[GIVEN EXERCISE]
Take every line from the listing below that includes "save" and copy it.

[Data entries]
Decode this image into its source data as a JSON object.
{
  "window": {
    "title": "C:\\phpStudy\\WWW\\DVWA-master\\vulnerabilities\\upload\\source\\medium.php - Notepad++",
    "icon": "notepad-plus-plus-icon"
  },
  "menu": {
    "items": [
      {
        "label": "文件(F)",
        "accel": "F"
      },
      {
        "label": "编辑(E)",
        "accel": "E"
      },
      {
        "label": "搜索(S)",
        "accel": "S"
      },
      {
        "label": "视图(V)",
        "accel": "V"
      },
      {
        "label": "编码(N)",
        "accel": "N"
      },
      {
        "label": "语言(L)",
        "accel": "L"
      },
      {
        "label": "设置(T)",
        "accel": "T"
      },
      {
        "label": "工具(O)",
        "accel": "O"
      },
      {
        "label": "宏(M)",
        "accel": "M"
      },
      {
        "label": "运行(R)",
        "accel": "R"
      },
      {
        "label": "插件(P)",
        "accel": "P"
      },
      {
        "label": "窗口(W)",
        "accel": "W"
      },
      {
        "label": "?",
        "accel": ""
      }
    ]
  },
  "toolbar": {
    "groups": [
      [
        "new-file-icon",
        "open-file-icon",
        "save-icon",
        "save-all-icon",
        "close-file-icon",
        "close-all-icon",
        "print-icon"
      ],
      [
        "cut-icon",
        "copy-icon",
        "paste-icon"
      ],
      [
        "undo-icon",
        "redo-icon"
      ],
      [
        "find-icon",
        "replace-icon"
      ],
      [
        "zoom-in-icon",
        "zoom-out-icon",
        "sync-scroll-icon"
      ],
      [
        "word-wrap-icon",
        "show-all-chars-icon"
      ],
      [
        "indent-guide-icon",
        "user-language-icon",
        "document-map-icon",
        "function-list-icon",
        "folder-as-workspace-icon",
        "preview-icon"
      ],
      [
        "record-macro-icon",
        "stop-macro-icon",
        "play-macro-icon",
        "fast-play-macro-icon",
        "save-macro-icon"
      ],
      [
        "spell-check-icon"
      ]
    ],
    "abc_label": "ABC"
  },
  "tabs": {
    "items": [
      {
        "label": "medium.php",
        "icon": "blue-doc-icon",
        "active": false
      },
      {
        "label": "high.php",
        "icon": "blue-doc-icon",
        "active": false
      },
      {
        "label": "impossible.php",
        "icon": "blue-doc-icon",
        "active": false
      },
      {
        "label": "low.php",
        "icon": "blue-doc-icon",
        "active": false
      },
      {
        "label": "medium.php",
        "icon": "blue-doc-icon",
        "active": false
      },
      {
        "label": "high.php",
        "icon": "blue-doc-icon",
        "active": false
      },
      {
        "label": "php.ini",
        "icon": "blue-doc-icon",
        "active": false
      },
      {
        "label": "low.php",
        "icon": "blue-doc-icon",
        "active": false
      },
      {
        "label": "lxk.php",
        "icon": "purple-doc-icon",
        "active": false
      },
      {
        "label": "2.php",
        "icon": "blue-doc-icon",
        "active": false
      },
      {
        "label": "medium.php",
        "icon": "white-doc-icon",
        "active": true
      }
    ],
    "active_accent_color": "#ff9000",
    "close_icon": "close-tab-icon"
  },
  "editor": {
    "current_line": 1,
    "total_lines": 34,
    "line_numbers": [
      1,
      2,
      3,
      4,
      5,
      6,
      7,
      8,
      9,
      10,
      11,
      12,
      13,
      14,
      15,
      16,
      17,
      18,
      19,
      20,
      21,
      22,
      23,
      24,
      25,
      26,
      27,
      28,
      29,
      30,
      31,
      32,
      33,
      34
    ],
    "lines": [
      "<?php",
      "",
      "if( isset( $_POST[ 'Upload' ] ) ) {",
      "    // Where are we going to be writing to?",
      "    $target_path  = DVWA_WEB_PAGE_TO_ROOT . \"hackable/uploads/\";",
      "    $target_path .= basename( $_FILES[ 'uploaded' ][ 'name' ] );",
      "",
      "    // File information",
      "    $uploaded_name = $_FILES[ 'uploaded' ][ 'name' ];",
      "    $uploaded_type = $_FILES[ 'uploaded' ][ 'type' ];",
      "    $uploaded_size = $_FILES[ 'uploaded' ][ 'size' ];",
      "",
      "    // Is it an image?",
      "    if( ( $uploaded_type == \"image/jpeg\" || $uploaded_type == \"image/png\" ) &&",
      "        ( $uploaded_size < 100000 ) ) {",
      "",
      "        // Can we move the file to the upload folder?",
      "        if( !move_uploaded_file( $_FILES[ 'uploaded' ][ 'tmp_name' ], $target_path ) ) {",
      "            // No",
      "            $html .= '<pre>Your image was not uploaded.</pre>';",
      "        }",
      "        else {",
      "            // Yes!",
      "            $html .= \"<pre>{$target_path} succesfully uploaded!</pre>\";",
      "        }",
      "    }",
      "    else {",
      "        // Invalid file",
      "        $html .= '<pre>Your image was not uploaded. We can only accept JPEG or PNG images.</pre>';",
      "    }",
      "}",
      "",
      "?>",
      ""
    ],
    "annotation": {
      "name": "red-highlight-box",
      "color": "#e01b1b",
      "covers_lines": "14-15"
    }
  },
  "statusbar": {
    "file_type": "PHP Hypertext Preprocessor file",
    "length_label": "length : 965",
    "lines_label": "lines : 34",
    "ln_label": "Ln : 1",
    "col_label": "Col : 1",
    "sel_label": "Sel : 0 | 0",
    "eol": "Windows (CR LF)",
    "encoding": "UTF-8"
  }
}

[ANSWER TO THIS PROBLEM]
        "save-icon",
        "save-all-icon",
        "save-macro-icon"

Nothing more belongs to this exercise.